Figure contents as structured data:
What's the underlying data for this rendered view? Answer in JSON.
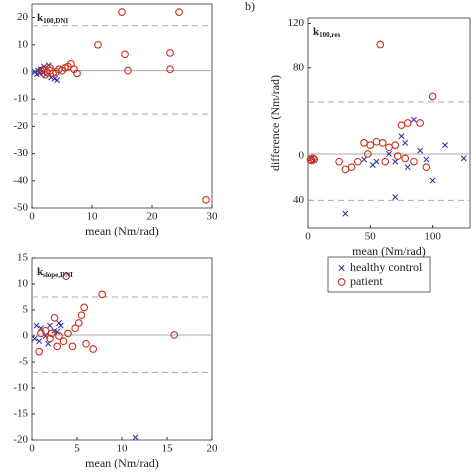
{
  "chart_data": [
    {
      "type": "scatter",
      "title": "k",
      "title_subscript": "100,DNI",
      "xlabel": "mean (Nm/rad)",
      "xlim": [
        0,
        30
      ],
      "xticks": [
        0,
        10,
        20,
        30
      ],
      "ylim": [
        -50,
        25
      ],
      "yticks": [
        20,
        10,
        0,
        -10,
        -20,
        -30,
        -40,
        -50
      ],
      "limits_of_agreement": [
        17,
        -15.5
      ],
      "mean_difference": 0.5,
      "series": [
        {
          "name": "healthy control",
          "marker": "x",
          "color": "#2a2aa8",
          "x": [
            0.5,
            1,
            1.2,
            1.5,
            2,
            2.3,
            2.8,
            3.2,
            3.8,
            4.2,
            0.8,
            1.8
          ],
          "values": [
            0,
            0.5,
            -0.5,
            1,
            2,
            -1,
            2.5,
            -2,
            -2.5,
            -3,
            -0.8,
            0
          ]
        },
        {
          "name": "patient",
          "marker": "o",
          "color": "#c8321e",
          "x": [
            15,
            24.5,
            11,
            15.5,
            23,
            16,
            23,
            29,
            2,
            2.5,
            3,
            3.5,
            4,
            4.5,
            5,
            5.5,
            6,
            6.5,
            7,
            7.5,
            2.2,
            3,
            1.5
          ],
          "values": [
            22,
            22,
            10,
            6.5,
            7,
            0.5,
            1,
            -47,
            1,
            0,
            0.5,
            -0.5,
            0,
            1,
            0.5,
            1.5,
            2,
            3,
            1,
            -0.5,
            -1,
            1.5,
            0.5
          ]
        }
      ]
    },
    {
      "type": "scatter",
      "title": "k",
      "title_subscript": "100,res",
      "annotation": "b)",
      "xlabel": "mean (Nm/rad)",
      "ylabel": "difference (Nm/rad)",
      "xlim": [
        0,
        130
      ],
      "xticks": [
        0,
        50,
        100
      ],
      "ylim": [
        -65,
        125
      ],
      "yticks": [
        120,
        80,
        0,
        {
          "value": -40,
          "label": "40"
        }
      ],
      "limits_of_agreement": [
        49,
        -40
      ],
      "mean_difference": 2,
      "series": [
        {
          "name": "healthy control",
          "marker": "x",
          "color": "#2a2aa8",
          "x": [
            85,
            75,
            125,
            100,
            70,
            30,
            78,
            90,
            55,
            52,
            65,
            80,
            110,
            3,
            95,
            45,
            70
          ],
          "values": [
            33,
            18,
            -2,
            -22,
            -37,
            -52,
            12,
            5,
            -5,
            -8,
            2,
            -10,
            10,
            -2,
            -3,
            -3,
            -5
          ]
        },
        {
          "name": "patient",
          "marker": "o",
          "color": "#c8321e",
          "x": [
            58,
            100,
            80,
            75,
            90,
            45,
            50,
            55,
            60,
            65,
            70,
            72,
            78,
            85,
            40,
            30,
            35,
            25,
            2,
            3,
            4,
            5,
            95,
            62,
            48
          ],
          "values": [
            101,
            54,
            30,
            28,
            30,
            12,
            10,
            13,
            12,
            8,
            10,
            0,
            -2,
            -5,
            -5,
            -12,
            -10,
            -5,
            -3,
            -4,
            -2,
            -3,
            -10,
            -5,
            2
          ]
        }
      ]
    },
    {
      "type": "scatter",
      "title": "k",
      "title_subscript": "slope,DNI",
      "xlabel": "mean (Nm/rad)",
      "xlim": [
        0,
        20
      ],
      "xticks": [
        0,
        5,
        10,
        15,
        20
      ],
      "ylim": [
        -20,
        15
      ],
      "yticks": [
        15,
        10,
        5,
        0,
        -5,
        -10,
        -15,
        -20
      ],
      "limits_of_agreement": [
        7.5,
        -7
      ],
      "mean_difference": 0.2,
      "series": [
        {
          "name": "healthy control",
          "marker": "x",
          "color": "#2a2aa8",
          "x": [
            0.5,
            1,
            1.5,
            2,
            0.8,
            2.5,
            3,
            3.2,
            0.3,
            11.5,
            1.8,
            2.8
          ],
          "values": [
            2,
            1.5,
            0,
            2,
            -1,
            1,
            2.5,
            2,
            -0.5,
            -19.5,
            -1.5,
            0.8
          ]
        },
        {
          "name": "patient",
          "marker": "o",
          "color": "#c8321e",
          "x": [
            3.8,
            7.8,
            5.8,
            5.5,
            2.5,
            5.2,
            4.8,
            4,
            3,
            2,
            1.5,
            0.8,
            2.8,
            3.5,
            4.5,
            6,
            6.8,
            1,
            2.2,
            15.8
          ],
          "values": [
            11.5,
            8,
            5.5,
            4,
            3.5,
            2.5,
            1.5,
            0.5,
            0,
            -0.5,
            1,
            -3,
            -2,
            -1,
            -2,
            -1.5,
            -2.5,
            0.5,
            0.5,
            0.2
          ]
        }
      ]
    }
  ]
}
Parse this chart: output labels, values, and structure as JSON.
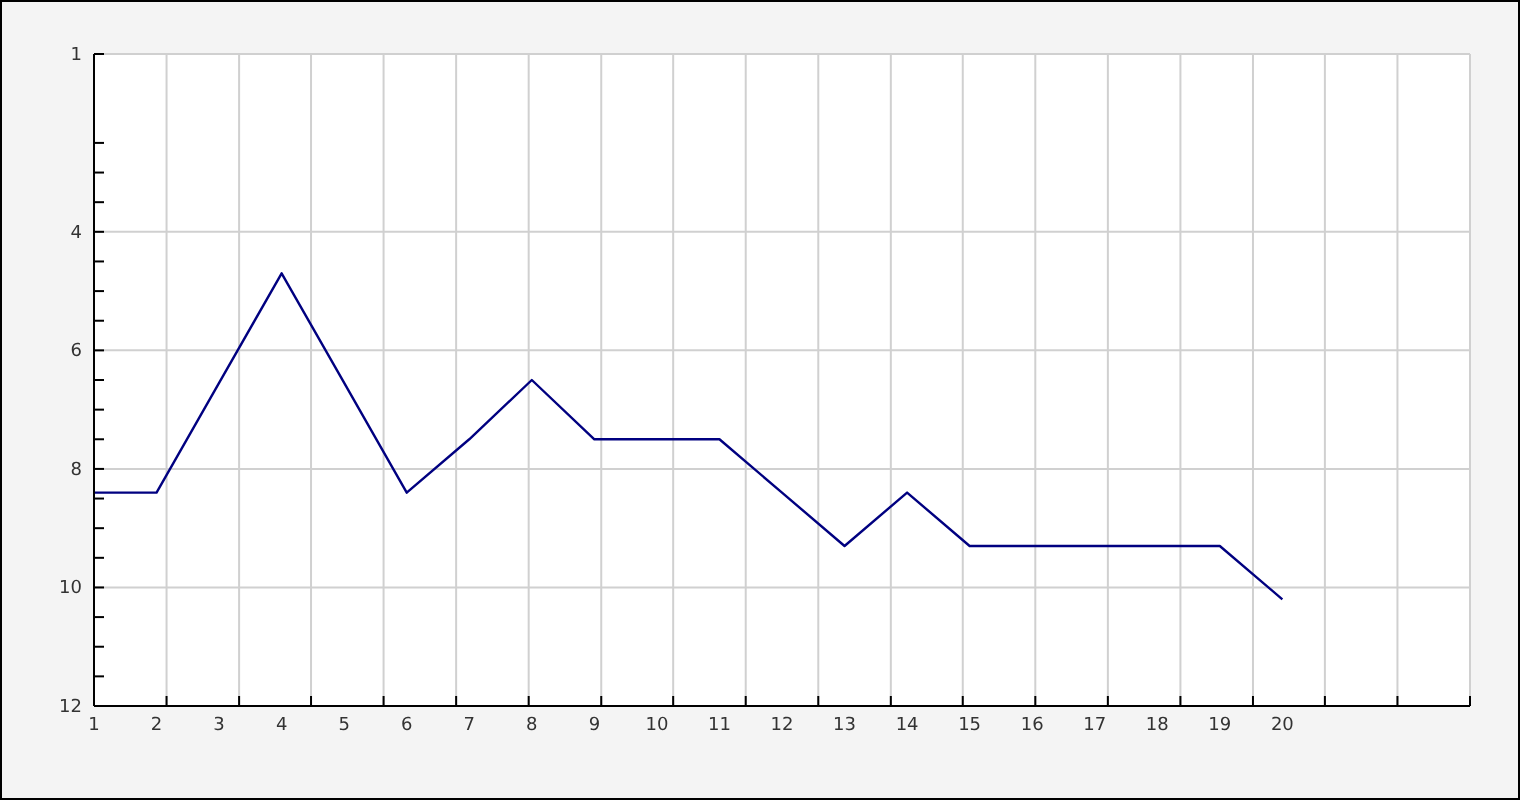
{
  "chart_data": {
    "type": "line",
    "x": [
      1,
      2,
      3,
      4,
      5,
      6,
      7,
      8,
      9,
      10,
      11,
      12,
      13,
      14,
      15,
      16,
      17,
      18,
      19,
      20
    ],
    "series": [
      {
        "color": "#000080",
        "values": [
          8.4,
          8.4,
          6.55,
          4.7,
          6.55,
          8.4,
          7.5,
          6.5,
          7.5,
          7.5,
          7.5,
          8.4,
          9.3,
          8.4,
          9.3,
          9.3,
          9.3,
          9.3,
          9.3,
          10.2
        ]
      }
    ],
    "xlim": [
      1,
      23
    ],
    "xticks": [
      1,
      2,
      3,
      4,
      5,
      6,
      7,
      8,
      9,
      10,
      11,
      12,
      13,
      14,
      15,
      16,
      17,
      18,
      19,
      20,
      {
        "value": 2.16,
        "label": null
      },
      {
        "value": 3.32,
        "label": null
      },
      {
        "value": 4.47,
        "label": null
      },
      {
        "value": 5.63,
        "label": null
      },
      {
        "value": 6.79,
        "label": null
      },
      {
        "value": 7.95,
        "label": null
      },
      {
        "value": 9.11,
        "label": null
      },
      {
        "value": 10.26,
        "label": null
      },
      {
        "value": 11.42,
        "label": null
      },
      {
        "value": 12.58,
        "label": null
      },
      {
        "value": 13.74,
        "label": null
      },
      {
        "value": 14.89,
        "label": null
      },
      {
        "value": 16.05,
        "label": null
      },
      {
        "value": 17.21,
        "label": null
      },
      {
        "value": 18.37,
        "label": null
      },
      {
        "value": 19.53,
        "label": null
      },
      {
        "value": 20.68,
        "label": null
      },
      {
        "value": 21.84,
        "label": null
      }
    ],
    "ylim": [
      12,
      1
    ],
    "yticks": [
      1,
      4,
      6,
      8,
      10,
      12,
      {
        "value": 2.5,
        "label": null
      },
      {
        "value": 3,
        "label": null
      },
      {
        "value": 3.5,
        "label": null
      },
      {
        "value": 4.5,
        "label": null
      },
      {
        "value": 5,
        "label": null
      },
      {
        "value": 5.5,
        "label": null
      },
      {
        "value": 6.5,
        "label": null
      },
      {
        "value": 7,
        "label": null
      },
      {
        "value": 7.5,
        "label": null
      },
      {
        "value": 8.5,
        "label": null
      },
      {
        "value": 9,
        "label": null
      },
      {
        "value": 9.5,
        "label": null
      },
      {
        "value": 10.5,
        "label": null
      },
      {
        "value": 11,
        "label": null
      },
      {
        "value": 11.5,
        "label": null
      }
    ],
    "grid": true,
    "marker": "none",
    "line_style": "solid"
  }
}
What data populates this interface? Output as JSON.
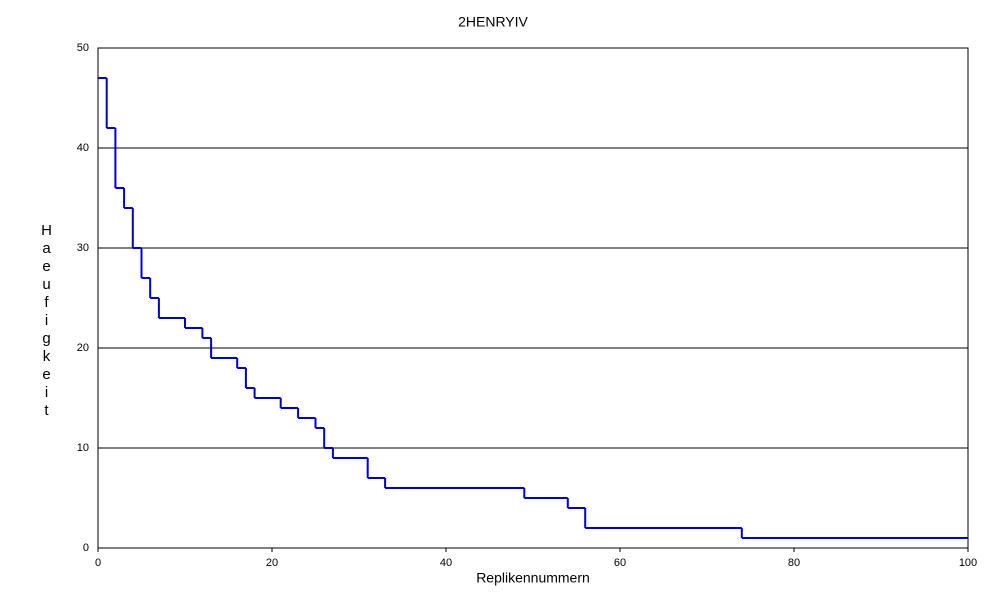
{
  "chart_data": {
    "type": "step",
    "title": "2HENRYIV",
    "x_label": "Replikennummern",
    "y_label": "Haeufigkeit",
    "x": [
      0,
      1,
      2,
      3,
      4,
      5,
      6,
      7,
      10,
      12,
      13,
      16,
      17,
      18,
      21,
      23,
      25,
      26,
      27,
      31,
      33,
      49,
      54,
      56,
      74,
      100
    ],
    "series": [
      {
        "name": "2HENRYIV",
        "color": "#0000cc",
        "values": [
          47,
          42,
          36,
          34,
          30,
          27,
          25,
          23,
          22,
          21,
          19,
          18,
          16,
          15,
          14,
          13,
          12,
          10,
          9,
          7,
          6,
          5,
          4,
          2,
          1,
          1
        ]
      }
    ],
    "step": "post",
    "xlim": [
      0,
      100
    ],
    "xticks": [
      0,
      20,
      40,
      60,
      80,
      100
    ],
    "ylim": [
      0,
      50
    ],
    "yticks": [
      0,
      10,
      20,
      30,
      40,
      50
    ],
    "grid": true
  }
}
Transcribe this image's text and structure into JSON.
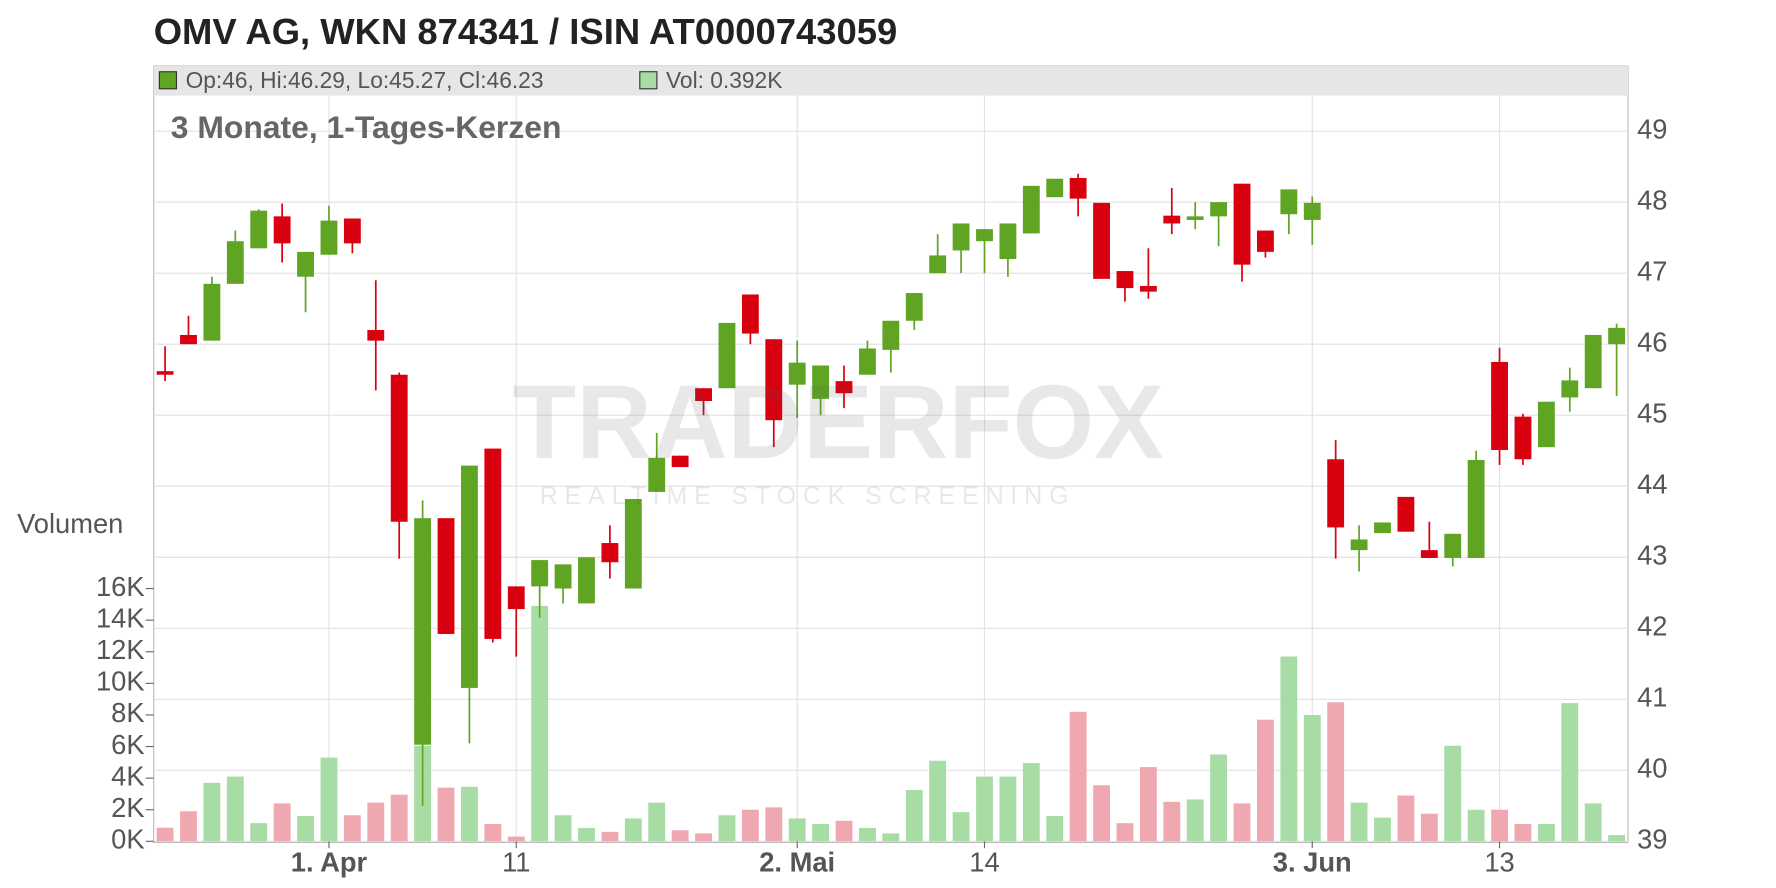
{
  "chart_data": {
    "type": "candlestick",
    "title": "OMV AG, WKN 874341 / ISIN AT0000743059",
    "subtitle": "3 Monate, 1-Tages-Kerzen",
    "legend": [
      "Op:46, Hi:46.29, Lo:45.27, Cl:46.23",
      "Vol: 0.392K"
    ],
    "watermark": {
      "title": "TRADERFOX",
      "tagline": "REALTIME STOCK SCREENING"
    },
    "categories": [
      null,
      null,
      null,
      null,
      null,
      null,
      null,
      "1. Apr",
      null,
      null,
      null,
      null,
      null,
      null,
      null,
      "11",
      null,
      null,
      null,
      null,
      null,
      null,
      null,
      null,
      null,
      null,
      null,
      "2. Mai",
      null,
      null,
      null,
      null,
      null,
      null,
      null,
      "14",
      null,
      null,
      null,
      null,
      null,
      null,
      null,
      null,
      null,
      null,
      null,
      null,
      null,
      "3. Jun",
      null,
      null,
      null,
      null,
      null,
      null,
      null,
      "13",
      null,
      null,
      null,
      null,
      null
    ],
    "open": [
      45.62,
      46.13,
      46.05,
      46.85,
      47.35,
      47.8,
      46.95,
      47.26,
      47.77,
      46.2,
      45.57,
      40.36,
      43.55,
      41.16,
      44.53,
      42.59,
      42.59,
      42.56,
      42.35,
      43.2,
      42.56,
      43.92,
      44.43,
      45.38,
      45.38,
      46.7,
      46.07,
      45.43,
      45.23,
      45.48,
      45.57,
      45.92,
      46.33,
      47.0,
      47.32,
      47.45,
      47.2,
      47.56,
      48.07,
      48.34,
      47.99,
      47.03,
      46.82,
      47.81,
      47.75,
      47.8,
      48.26,
      47.6,
      47.83,
      47.75,
      44.38,
      43.1,
      43.34,
      43.85,
      43.1,
      42.99,
      42.99,
      45.75,
      44.98,
      44.55,
      45.25,
      45.38,
      46
    ],
    "high": [
      45.97,
      46.4,
      46.95,
      47.6,
      47.9,
      47.98,
      47.3,
      47.95,
      47.77,
      46.9,
      45.6,
      43.8,
      43.55,
      44.29,
      44.53,
      42.59,
      42.96,
      42.9,
      43.0,
      43.45,
      43.82,
      44.75,
      44.43,
      45.38,
      46.3,
      46.7,
      46.07,
      46.05,
      45.7,
      45.7,
      46.05,
      46.33,
      46.72,
      47.55,
      47.7,
      47.62,
      47.7,
      48.23,
      48.33,
      48.4,
      47.99,
      47.03,
      47.35,
      48.2,
      48.0,
      48.0,
      48.26,
      47.6,
      48.18,
      48.08,
      44.65,
      43.45,
      43.49,
      43.85,
      43.5,
      43.33,
      44.5,
      45.95,
      45.02,
      45.19,
      45.67,
      46.13,
      46.29
    ],
    "low": [
      45.48,
      46.0,
      46.05,
      46.85,
      47.35,
      47.15,
      46.45,
      47.26,
      47.28,
      45.35,
      42.98,
      39.5,
      41.92,
      40.38,
      41.8,
      41.6,
      42.15,
      42.35,
      42.35,
      42.7,
      42.56,
      43.92,
      44.27,
      45.0,
      45.38,
      46.0,
      44.55,
      44.96,
      45.0,
      45.1,
      45.57,
      45.6,
      46.2,
      47.0,
      47.0,
      47.0,
      46.95,
      47.56,
      48.07,
      47.8,
      46.92,
      46.6,
      46.64,
      47.55,
      47.62,
      47.38,
      46.88,
      47.22,
      47.55,
      47.4,
      42.98,
      42.8,
      43.34,
      43.36,
      42.99,
      42.87,
      42.99,
      44.3,
      44.3,
      44.55,
      45.05,
      45.38,
      45.27
    ],
    "close": [
      45.57,
      46.0,
      46.85,
      47.45,
      47.88,
      47.42,
      47.3,
      47.74,
      47.42,
      46.05,
      43.5,
      43.55,
      41.92,
      44.29,
      41.85,
      42.27,
      42.96,
      42.9,
      43.0,
      42.93,
      43.82,
      44.4,
      44.27,
      45.2,
      46.3,
      46.15,
      44.93,
      45.74,
      45.7,
      45.31,
      45.94,
      46.33,
      46.72,
      47.25,
      47.7,
      47.62,
      47.7,
      48.23,
      48.33,
      48.05,
      46.92,
      46.79,
      46.74,
      47.7,
      47.8,
      48.0,
      47.12,
      47.3,
      48.18,
      47.99,
      43.42,
      43.25,
      43.49,
      43.36,
      42.99,
      43.33,
      44.37,
      44.51,
      44.38,
      45.19,
      45.49,
      46.13,
      46.23
    ],
    "up_color": "#5fa523",
    "down_color": "#d9000f",
    "ylim": [
      39,
      49.5
    ],
    "yticks": [
      39,
      40,
      41,
      42,
      43,
      44,
      45,
      46,
      47,
      48,
      49
    ],
    "grid": true,
    "volume": {
      "label": "Volumen",
      "values": [
        860,
        1900,
        3700,
        4100,
        1150,
        2400,
        1600,
        5300,
        1650,
        2450,
        2950,
        6050,
        3400,
        3450,
        1100,
        300,
        14900,
        1650,
        850,
        600,
        1450,
        2450,
        700,
        500,
        1650,
        2000,
        2150,
        1450,
        1100,
        1300,
        850,
        500,
        3250,
        5100,
        1850,
        4100,
        4100,
        4950,
        1600,
        8200,
        3550,
        1150,
        4700,
        2500,
        2650,
        5500,
        2400,
        7700,
        11700,
        8000,
        8800,
        2450,
        1500,
        2900,
        1750,
        6050,
        2000,
        2000,
        1100,
        1100,
        8750,
        2400,
        392
      ],
      "up_color": "#a8dca5",
      "down_color": "#f0a8b0",
      "ylim": [
        0,
        16000
      ],
      "yticks": [
        {
          "value": 0,
          "label": "0K"
        },
        {
          "value": 2000,
          "label": "2K"
        },
        {
          "value": 4000,
          "label": "4K"
        },
        {
          "value": 6000,
          "label": "6K"
        },
        {
          "value": 8000,
          "label": "8K"
        },
        {
          "value": 10000,
          "label": "10K"
        },
        {
          "value": 12000,
          "label": "12K"
        },
        {
          "value": 14000,
          "label": "14K"
        },
        {
          "value": 16000,
          "label": "16K"
        }
      ]
    }
  }
}
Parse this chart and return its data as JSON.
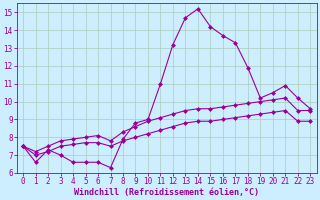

• Task details: Which lines above hold the word "JSON"? Copy each of them.

• Answer to the problem:
What's the underlying data for this rendered view? Answer in JSON.
Parse this chart: output labels, values, and structure as JSON.
What data populates this interface? Output as JSON.
Transcribe this image's text and structure into JSON.
Parse this chart and return its data as JSON.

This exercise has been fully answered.